→ Set task
Repeat every line below exactly as it reads.

[Records from a dataset]
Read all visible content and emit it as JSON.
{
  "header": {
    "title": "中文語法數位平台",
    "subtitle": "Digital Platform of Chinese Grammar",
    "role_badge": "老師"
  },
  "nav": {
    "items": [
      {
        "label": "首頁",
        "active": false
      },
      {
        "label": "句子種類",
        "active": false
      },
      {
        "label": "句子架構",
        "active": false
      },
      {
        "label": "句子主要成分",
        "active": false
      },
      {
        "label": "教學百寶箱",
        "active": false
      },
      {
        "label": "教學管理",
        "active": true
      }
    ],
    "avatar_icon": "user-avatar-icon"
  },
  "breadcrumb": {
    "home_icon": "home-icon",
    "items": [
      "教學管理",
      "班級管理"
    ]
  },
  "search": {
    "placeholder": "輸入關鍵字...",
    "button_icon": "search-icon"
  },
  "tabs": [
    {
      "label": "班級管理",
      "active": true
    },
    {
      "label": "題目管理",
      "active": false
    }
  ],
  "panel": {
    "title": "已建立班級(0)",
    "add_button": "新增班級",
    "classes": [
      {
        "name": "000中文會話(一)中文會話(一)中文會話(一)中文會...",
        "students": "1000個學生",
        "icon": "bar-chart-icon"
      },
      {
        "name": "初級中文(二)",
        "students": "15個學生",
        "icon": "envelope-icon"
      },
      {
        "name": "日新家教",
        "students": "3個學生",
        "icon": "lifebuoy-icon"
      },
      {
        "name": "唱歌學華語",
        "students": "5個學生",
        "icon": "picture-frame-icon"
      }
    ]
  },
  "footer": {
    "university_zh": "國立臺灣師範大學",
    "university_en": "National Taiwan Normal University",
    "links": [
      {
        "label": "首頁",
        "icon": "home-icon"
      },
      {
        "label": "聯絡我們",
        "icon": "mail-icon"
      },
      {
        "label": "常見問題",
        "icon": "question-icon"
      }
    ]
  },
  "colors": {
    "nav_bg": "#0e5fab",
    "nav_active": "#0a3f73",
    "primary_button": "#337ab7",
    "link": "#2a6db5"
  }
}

→ Solved exercise
Read all visible content and emit it as JSON.
{
  "header": {
    "title": "中文語法數位平台",
    "subtitle": "Digital Platform of Chinese Grammar",
    "role_badge": "老師"
  },
  "nav": {
    "items": [
      {
        "label": "首頁",
        "active": false
      },
      {
        "label": "句子種類",
        "active": false
      },
      {
        "label": "句子架構",
        "active": false
      },
      {
        "label": "句子主要成分",
        "active": false
      },
      {
        "label": "教學百寶箱",
        "active": false
      },
      {
        "label": "教學管理",
        "active": true
      }
    ],
    "avatar_icon": "user-avatar-icon"
  },
  "breadcrumb": {
    "home_icon": "home-icon",
    "items": [
      "教學管理",
      "班級管理"
    ]
  },
  "search": {
    "placeholder": "輸入關鍵字...",
    "button_icon": "search-icon"
  },
  "tabs": [
    {
      "label": "班級管理",
      "active": true
    },
    {
      "label": "題目管理",
      "active": false
    }
  ],
  "panel": {
    "title": "已建立班級(0)",
    "add_button": "新增班級",
    "classes": [
      {
        "name": "000中文會話(一)中文會話(一)中文會話(一)中文會...",
        "students": "1000個學生",
        "icon": "bar-chart-icon"
      },
      {
        "name": "初級中文(二)",
        "students": "15個學生",
        "icon": "envelope-icon"
      },
      {
        "name": "日新家教",
        "students": "3個學生",
        "icon": "lifebuoy-icon"
      },
      {
        "name": "唱歌學華語",
        "students": "5個學生",
        "icon": "picture-frame-icon"
      }
    ]
  },
  "footer": {
    "university_zh": "國立臺灣師範大學",
    "university_en": "National Taiwan Normal University",
    "links": [
      {
        "label": "首頁",
        "icon": "home-icon"
      },
      {
        "label": "聯絡我們",
        "icon": "mail-icon"
      },
      {
        "label": "常見問題",
        "icon": "question-icon"
      }
    ]
  },
  "colors": {
    "nav_bg": "#0e5fab",
    "nav_active": "#0a3f73",
    "primary_button": "#337ab7",
    "link": "#2a6db5"
  }
}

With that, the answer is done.